**The problem**
Copy the data word for word, keeping every line.

**Material shown**
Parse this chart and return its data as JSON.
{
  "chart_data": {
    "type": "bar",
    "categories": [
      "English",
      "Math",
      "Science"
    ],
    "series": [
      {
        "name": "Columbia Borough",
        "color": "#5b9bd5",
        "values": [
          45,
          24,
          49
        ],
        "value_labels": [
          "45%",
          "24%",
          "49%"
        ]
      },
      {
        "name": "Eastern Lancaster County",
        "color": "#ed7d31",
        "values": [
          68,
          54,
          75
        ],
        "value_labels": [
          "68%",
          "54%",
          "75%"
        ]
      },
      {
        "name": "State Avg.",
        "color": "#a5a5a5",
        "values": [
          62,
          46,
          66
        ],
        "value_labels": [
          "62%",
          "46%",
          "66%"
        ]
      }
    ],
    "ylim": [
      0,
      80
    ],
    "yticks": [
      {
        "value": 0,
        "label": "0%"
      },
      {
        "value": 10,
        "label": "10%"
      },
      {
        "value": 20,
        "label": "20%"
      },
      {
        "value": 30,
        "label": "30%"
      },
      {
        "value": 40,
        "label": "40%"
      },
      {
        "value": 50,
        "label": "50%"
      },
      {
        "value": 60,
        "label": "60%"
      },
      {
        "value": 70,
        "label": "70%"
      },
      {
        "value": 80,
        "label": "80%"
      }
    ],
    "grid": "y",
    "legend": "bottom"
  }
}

**Result of the exercise**
Parse this chart and return its data as JSON.
{
  "chart_data": {
    "type": "bar",
    "categories": [
      "English",
      "Math",
      "Science"
    ],
    "series": [
      {
        "name": "Columbia Borough",
        "color": "#5b9bd5",
        "values": [
          45,
          24,
          49
        ],
        "value_labels": [
          "45%",
          "24%",
          "49%"
        ]
      },
      {
        "name": "Eastern Lancaster County",
        "color": "#ed7d31",
        "values": [
          68,
          54,
          75
        ],
        "value_labels": [
          "68%",
          "54%",
          "75%"
        ]
      },
      {
        "name": "State Avg.",
        "color": "#a5a5a5",
        "values": [
          62,
          46,
          66
        ],
        "value_labels": [
          "62%",
          "46%",
          "66%"
        ]
      }
    ],
    "ylim": [
      0,
      80
    ],
    "yticks": [
      {
        "value": 0,
        "label": "0%"
      },
      {
        "value": 10,
        "label": "10%"
      },
      {
        "value": 20,
        "label": "20%"
      },
      {
        "value": 30,
        "label": "30%"
      },
      {
        "value": 40,
        "label": "40%"
      },
      {
        "value": 50,
        "label": "50%"
      },
      {
        "value": 60,
        "label": "60%"
      },
      {
        "value": 70,
        "label": "70%"
      },
      {
        "value": 80,
        "label": "80%"
      }
    ],
    "grid": "y",
    "legend": "bottom"
  }
}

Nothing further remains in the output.